Set task = Review the lines that follow and copy each one that contains the word "color".

==*==

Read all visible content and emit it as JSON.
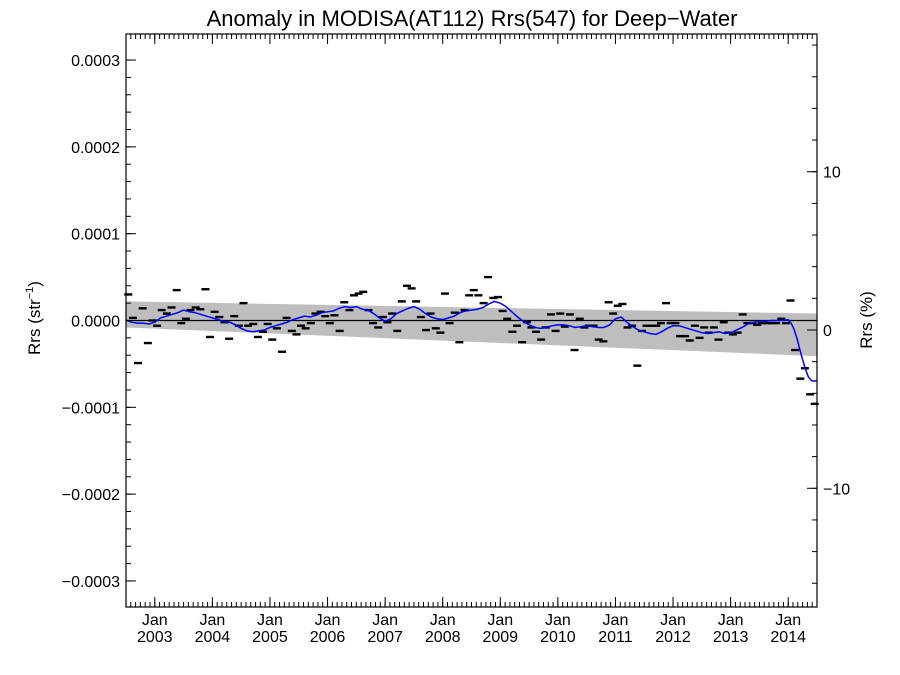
{
  "chart_data": {
    "type": "scatter",
    "title": "Anomaly in MODISA(AT112) Rrs(547) for Deep−Water",
    "ylabel": "Rrs (str",
    "ylabel_sup": "−1",
    "ylabel_close": ")",
    "y2label": "Rrs (%)",
    "xlim": [
      2002.5,
      2014.5
    ],
    "ylim": [
      -0.00033,
      0.00033
    ],
    "y2lim": [
      -17.5,
      18.7
    ],
    "y_ticks": [
      {
        "value": 0.0003,
        "label": "0.0003"
      },
      {
        "value": 0.0002,
        "label": "0.0002"
      },
      {
        "value": 0.0001,
        "label": "0.0001"
      },
      {
        "value": 0.0,
        "label": "0.0000"
      },
      {
        "value": -0.0001,
        "label": "−0.0001"
      },
      {
        "value": -0.0002,
        "label": "−0.0002"
      },
      {
        "value": -0.0003,
        "label": "−0.0003"
      }
    ],
    "y2_ticks": [
      {
        "value": 10,
        "label": "10"
      },
      {
        "value": 0,
        "label": "0"
      },
      {
        "value": -10,
        "label": "−10"
      }
    ],
    "x_ticks": [
      {
        "value": 2003.0,
        "month": "Jan",
        "year": "2003"
      },
      {
        "value": 2004.0,
        "month": "Jan",
        "year": "2004"
      },
      {
        "value": 2005.0,
        "month": "Jan",
        "year": "2005"
      },
      {
        "value": 2006.0,
        "month": "Jan",
        "year": "2006"
      },
      {
        "value": 2007.0,
        "month": "Jan",
        "year": "2007"
      },
      {
        "value": 2008.0,
        "month": "Jan",
        "year": "2008"
      },
      {
        "value": 2009.0,
        "month": "Jan",
        "year": "2009"
      },
      {
        "value": 2010.0,
        "month": "Jan",
        "year": "2010"
      },
      {
        "value": 2011.0,
        "month": "Jan",
        "year": "2011"
      },
      {
        "value": 2012.0,
        "month": "Jan",
        "year": "2012"
      },
      {
        "value": 2013.0,
        "month": "Jan",
        "year": "2013"
      },
      {
        "value": 2014.0,
        "month": "Jan",
        "year": "2014"
      }
    ],
    "band": {
      "x": [
        2002.5,
        2014.5
      ],
      "upper": [
        2.2e-05,
        8e-06
      ],
      "lower": [
        -8e-06,
        -4.1e-05
      ],
      "color": "#bebebe"
    },
    "zero_line": {
      "y": 0.0,
      "color": "#000000"
    },
    "monthly_anomalies": [
      {
        "x": 2002.54,
        "y": 3e-05
      },
      {
        "x": 2002.62,
        "y": 3e-06
      },
      {
        "x": 2002.71,
        "y": -4.9e-05
      },
      {
        "x": 2002.79,
        "y": 1.4e-05
      },
      {
        "x": 2002.88,
        "y": -2.6e-05
      },
      {
        "x": 2002.96,
        "y": 0.0
      },
      {
        "x": 2003.04,
        "y": -6e-06
      },
      {
        "x": 2003.12,
        "y": 1.2e-05
      },
      {
        "x": 2003.21,
        "y": 8e-06
      },
      {
        "x": 2003.29,
        "y": 1.5e-05
      },
      {
        "x": 2003.38,
        "y": 3.5e-05
      },
      {
        "x": 2003.46,
        "y": -3e-06
      },
      {
        "x": 2003.54,
        "y": 2e-06
      },
      {
        "x": 2003.62,
        "y": 1.2e-05
      },
      {
        "x": 2003.71,
        "y": 1.5e-05
      },
      {
        "x": 2003.79,
        "y": 1.3e-05
      },
      {
        "x": 2003.88,
        "y": 3.6e-05
      },
      {
        "x": 2003.96,
        "y": -1.9e-05
      },
      {
        "x": 2004.04,
        "y": 1e-05
      },
      {
        "x": 2004.12,
        "y": 4e-06
      },
      {
        "x": 2004.21,
        "y": -2e-06
      },
      {
        "x": 2004.29,
        "y": -2.1e-05
      },
      {
        "x": 2004.38,
        "y": 5e-06
      },
      {
        "x": 2004.46,
        "y": -6e-06
      },
      {
        "x": 2004.54,
        "y": 2e-05
      },
      {
        "x": 2004.62,
        "y": -6e-06
      },
      {
        "x": 2004.71,
        "y": -4e-06
      },
      {
        "x": 2004.79,
        "y": -1.9e-05
      },
      {
        "x": 2004.88,
        "y": -1.3e-05
      },
      {
        "x": 2004.96,
        "y": -4e-06
      },
      {
        "x": 2005.04,
        "y": -2.2e-05
      },
      {
        "x": 2005.12,
        "y": -9e-06
      },
      {
        "x": 2005.21,
        "y": -3.6e-05
      },
      {
        "x": 2005.29,
        "y": 3e-06
      },
      {
        "x": 2005.38,
        "y": -1.2e-05
      },
      {
        "x": 2005.46,
        "y": -1.6e-05
      },
      {
        "x": 2005.54,
        "y": -6e-06
      },
      {
        "x": 2005.62,
        "y": -9e-06
      },
      {
        "x": 2005.71,
        "y": -3e-06
      },
      {
        "x": 2005.79,
        "y": 8e-06
      },
      {
        "x": 2005.88,
        "y": 1e-05
      },
      {
        "x": 2005.96,
        "y": 5e-06
      },
      {
        "x": 2006.04,
        "y": -3e-06
      },
      {
        "x": 2006.12,
        "y": 6e-06
      },
      {
        "x": 2006.21,
        "y": -1.2e-05
      },
      {
        "x": 2006.29,
        "y": 2.1e-05
      },
      {
        "x": 2006.38,
        "y": 1.2e-05
      },
      {
        "x": 2006.46,
        "y": 2.9e-05
      },
      {
        "x": 2006.54,
        "y": 3.1e-05
      },
      {
        "x": 2006.62,
        "y": 3.3e-05
      },
      {
        "x": 2006.71,
        "y": 1.2e-05
      },
      {
        "x": 2006.79,
        "y": -3e-06
      },
      {
        "x": 2006.88,
        "y": -8e-06
      },
      {
        "x": 2006.96,
        "y": 4e-06
      },
      {
        "x": 2007.04,
        "y": -2e-06
      },
      {
        "x": 2007.12,
        "y": 8e-06
      },
      {
        "x": 2007.21,
        "y": -1.2e-05
      },
      {
        "x": 2007.29,
        "y": 2.2e-05
      },
      {
        "x": 2007.38,
        "y": 4e-05
      },
      {
        "x": 2007.46,
        "y": 3.7e-05
      },
      {
        "x": 2007.54,
        "y": 2.2e-05
      },
      {
        "x": 2007.62,
        "y": 4e-06
      },
      {
        "x": 2007.71,
        "y": -1.1e-05
      },
      {
        "x": 2007.79,
        "y": 8e-06
      },
      {
        "x": 2007.88,
        "y": -9e-06
      },
      {
        "x": 2007.96,
        "y": -1.4e-05
      },
      {
        "x": 2008.04,
        "y": 3.1e-05
      },
      {
        "x": 2008.12,
        "y": -3e-06
      },
      {
        "x": 2008.21,
        "y": 9e-06
      },
      {
        "x": 2008.29,
        "y": -2.5e-05
      },
      {
        "x": 2008.38,
        "y": 1.2e-05
      },
      {
        "x": 2008.46,
        "y": 2.9e-05
      },
      {
        "x": 2008.54,
        "y": 3.5e-05
      },
      {
        "x": 2008.62,
        "y": 2.9e-05
      },
      {
        "x": 2008.71,
        "y": 2e-05
      },
      {
        "x": 2008.79,
        "y": 5e-05
      },
      {
        "x": 2008.88,
        "y": 2.6e-05
      },
      {
        "x": 2008.96,
        "y": 2.7e-05
      },
      {
        "x": 2009.04,
        "y": 1.1e-05
      },
      {
        "x": 2009.12,
        "y": 2e-06
      },
      {
        "x": 2009.21,
        "y": -1.3e-05
      },
      {
        "x": 2009.29,
        "y": -6e-06
      },
      {
        "x": 2009.38,
        "y": -2.5e-05
      },
      {
        "x": 2009.46,
        "y": -2e-06
      },
      {
        "x": 2009.54,
        "y": -8e-06
      },
      {
        "x": 2009.62,
        "y": -1.3e-05
      },
      {
        "x": 2009.71,
        "y": -2.2e-05
      },
      {
        "x": 2009.79,
        "y": -8e-06
      },
      {
        "x": 2009.88,
        "y": 7e-06
      },
      {
        "x": 2009.96,
        "y": -1.2e-05
      },
      {
        "x": 2010.04,
        "y": 8e-06
      },
      {
        "x": 2010.12,
        "y": -7e-06
      },
      {
        "x": 2010.21,
        "y": 7e-06
      },
      {
        "x": 2010.29,
        "y": -3.4e-05
      },
      {
        "x": 2010.38,
        "y": 2e-06
      },
      {
        "x": 2010.46,
        "y": -8e-06
      },
      {
        "x": 2010.54,
        "y": -6e-06
      },
      {
        "x": 2010.62,
        "y": -6e-06
      },
      {
        "x": 2010.71,
        "y": -2.2e-05
      },
      {
        "x": 2010.79,
        "y": -2.4e-05
      },
      {
        "x": 2010.88,
        "y": 2.1e-05
      },
      {
        "x": 2010.96,
        "y": 8e-06
      },
      {
        "x": 2011.04,
        "y": 1.7e-05
      },
      {
        "x": 2011.12,
        "y": 1.9e-05
      },
      {
        "x": 2011.21,
        "y": -8e-06
      },
      {
        "x": 2011.29,
        "y": -6e-06
      },
      {
        "x": 2011.38,
        "y": -5.2e-05
      },
      {
        "x": 2011.46,
        "y": -1.2e-05
      },
      {
        "x": 2011.54,
        "y": -6e-06
      },
      {
        "x": 2011.62,
        "y": -6e-06
      },
      {
        "x": 2011.71,
        "y": -6e-06
      },
      {
        "x": 2011.79,
        "y": -3e-06
      },
      {
        "x": 2011.88,
        "y": 2e-05
      },
      {
        "x": 2011.96,
        "y": -3e-06
      },
      {
        "x": 2012.04,
        "y": -3e-06
      },
      {
        "x": 2012.12,
        "y": -1.8e-05
      },
      {
        "x": 2012.21,
        "y": -1.8e-05
      },
      {
        "x": 2012.29,
        "y": -2.3e-05
      },
      {
        "x": 2012.38,
        "y": -6e-06
      },
      {
        "x": 2012.46,
        "y": -2e-05
      },
      {
        "x": 2012.54,
        "y": -8e-06
      },
      {
        "x": 2012.62,
        "y": -1.4e-05
      },
      {
        "x": 2012.71,
        "y": -8e-06
      },
      {
        "x": 2012.79,
        "y": -2.2e-05
      },
      {
        "x": 2012.88,
        "y": -2e-06
      },
      {
        "x": 2012.96,
        "y": -1.4e-05
      },
      {
        "x": 2013.04,
        "y": -1.6e-05
      },
      {
        "x": 2013.12,
        "y": -1.4e-05
      },
      {
        "x": 2013.21,
        "y": 7e-06
      },
      {
        "x": 2013.29,
        "y": -3e-06
      },
      {
        "x": 2013.38,
        "y": -3e-06
      },
      {
        "x": 2013.46,
        "y": -5e-06
      },
      {
        "x": 2013.54,
        "y": -3e-06
      },
      {
        "x": 2013.62,
        "y": -3e-06
      },
      {
        "x": 2013.71,
        "y": -3e-06
      },
      {
        "x": 2013.79,
        "y": -3e-06
      },
      {
        "x": 2013.88,
        "y": 2e-06
      },
      {
        "x": 2013.96,
        "y": -3e-06
      },
      {
        "x": 2014.04,
        "y": 2.3e-05
      },
      {
        "x": 2014.12,
        "y": -3.4e-05
      },
      {
        "x": 2014.21,
        "y": -6.7e-05
      },
      {
        "x": 2014.29,
        "y": -5.5e-05
      },
      {
        "x": 2014.38,
        "y": -8.5e-05
      },
      {
        "x": 2014.46,
        "y": -9.6e-05
      }
    ],
    "running_mean": {
      "color": "#0000ff",
      "x": [
        2002.5,
        2002.6,
        2002.7,
        2002.8,
        2002.9,
        2003.0,
        2003.1,
        2003.2,
        2003.3,
        2003.4,
        2003.5,
        2003.6,
        2003.7,
        2003.8,
        2003.9,
        2004.0,
        2004.1,
        2004.2,
        2004.3,
        2004.4,
        2004.5,
        2004.6,
        2004.7,
        2004.8,
        2004.9,
        2005.0,
        2005.1,
        2005.2,
        2005.3,
        2005.4,
        2005.5,
        2005.6,
        2005.7,
        2005.8,
        2005.9,
        2006.0,
        2006.1,
        2006.2,
        2006.3,
        2006.4,
        2006.5,
        2006.6,
        2006.7,
        2006.8,
        2006.9,
        2007.0,
        2007.1,
        2007.2,
        2007.3,
        2007.4,
        2007.5,
        2007.6,
        2007.7,
        2007.8,
        2007.9,
        2008.0,
        2008.1,
        2008.2,
        2008.3,
        2008.4,
        2008.5,
        2008.6,
        2008.7,
        2008.8,
        2008.9,
        2009.0,
        2009.1,
        2009.2,
        2009.3,
        2009.4,
        2009.5,
        2009.6,
        2009.7,
        2009.8,
        2009.9,
        2010.0,
        2010.1,
        2010.2,
        2010.3,
        2010.4,
        2010.5,
        2010.6,
        2010.7,
        2010.8,
        2010.9,
        2011.0,
        2011.1,
        2011.2,
        2011.3,
        2011.4,
        2011.5,
        2011.6,
        2011.7,
        2011.8,
        2011.9,
        2012.0,
        2012.1,
        2012.2,
        2012.3,
        2012.4,
        2012.5,
        2012.6,
        2012.7,
        2012.8,
        2012.9,
        2013.0,
        2013.1,
        2013.2,
        2013.3,
        2013.4,
        2013.5,
        2013.6,
        2013.7,
        2013.8,
        2013.9,
        2014.0,
        2014.05,
        2014.1,
        2014.15,
        2014.2,
        2014.25,
        2014.3,
        2014.35,
        2014.4,
        2014.45,
        2014.5
      ],
      "y": [
        5e-07,
        -2e-06,
        -3e-06,
        -3e-06,
        -4e-06,
        -2e-06,
        3e-06,
        5e-06,
        7e-06,
        9e-06,
        1.2e-05,
        1e-05,
        9e-06,
        7e-06,
        5e-06,
        3e-06,
        1e-06,
        -1e-06,
        -2e-06,
        -5e-06,
        -9e-06,
        -1.2e-05,
        -1.3e-05,
        -1.2e-05,
        -1.1e-05,
        -8e-06,
        -6e-06,
        -4e-06,
        -2e-06,
        1e-06,
        3e-06,
        5e-06,
        4e-06,
        6e-06,
        9e-06,
        1e-05,
        1.1e-05,
        1.4e-05,
        1.6e-05,
        1.5e-05,
        1.6e-05,
        1.3e-05,
        1.2e-05,
        8e-06,
        3e-06,
        -1e-06,
        2e-06,
        8e-06,
        1.1e-05,
        1.4e-05,
        1.6e-05,
        1.3e-05,
        8e-06,
        4e-06,
        2e-06,
        1e-06,
        3e-06,
        5e-06,
        9e-06,
        1.1e-05,
        1.2e-05,
        1.3e-05,
        1.5e-05,
        1.9e-05,
        2.2e-05,
        2e-05,
        1.6e-05,
        1e-05,
        4e-06,
        -1e-06,
        -5e-06,
        -8e-06,
        -9e-06,
        -8e-06,
        -6e-06,
        -5e-06,
        -5e-06,
        -6e-06,
        -8e-06,
        -7e-06,
        -6e-06,
        -7e-06,
        -8e-06,
        -8e-06,
        -5e-06,
        2e-06,
        4e-06,
        -2e-06,
        -7e-06,
        -1.1e-05,
        -1.3e-05,
        -1.5e-05,
        -1.6e-05,
        -1.3e-05,
        -9e-06,
        -6e-06,
        -6e-06,
        -8e-06,
        -1e-05,
        -1.2e-05,
        -1.4e-05,
        -1.5e-05,
        -1.4e-05,
        -1.3e-05,
        -1.5e-05,
        -1.4e-05,
        -1.1e-05,
        -8e-06,
        -4e-06,
        -2e-06,
        -1e-06,
        -1e-06,
        0.0,
        0.0,
        0.0,
        1e-06,
        -3e-06,
        -1e-05,
        -2e-05,
        -3.3e-05,
        -4.5e-05,
        -5.6e-05,
        -6.5e-05,
        -6.9e-05,
        -7e-05,
        -6.9e-05
      ]
    }
  }
}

==*==

Answer for the task =
      "color": "#bebebe"
      "color": "#000000"
      "color": "#0000ff",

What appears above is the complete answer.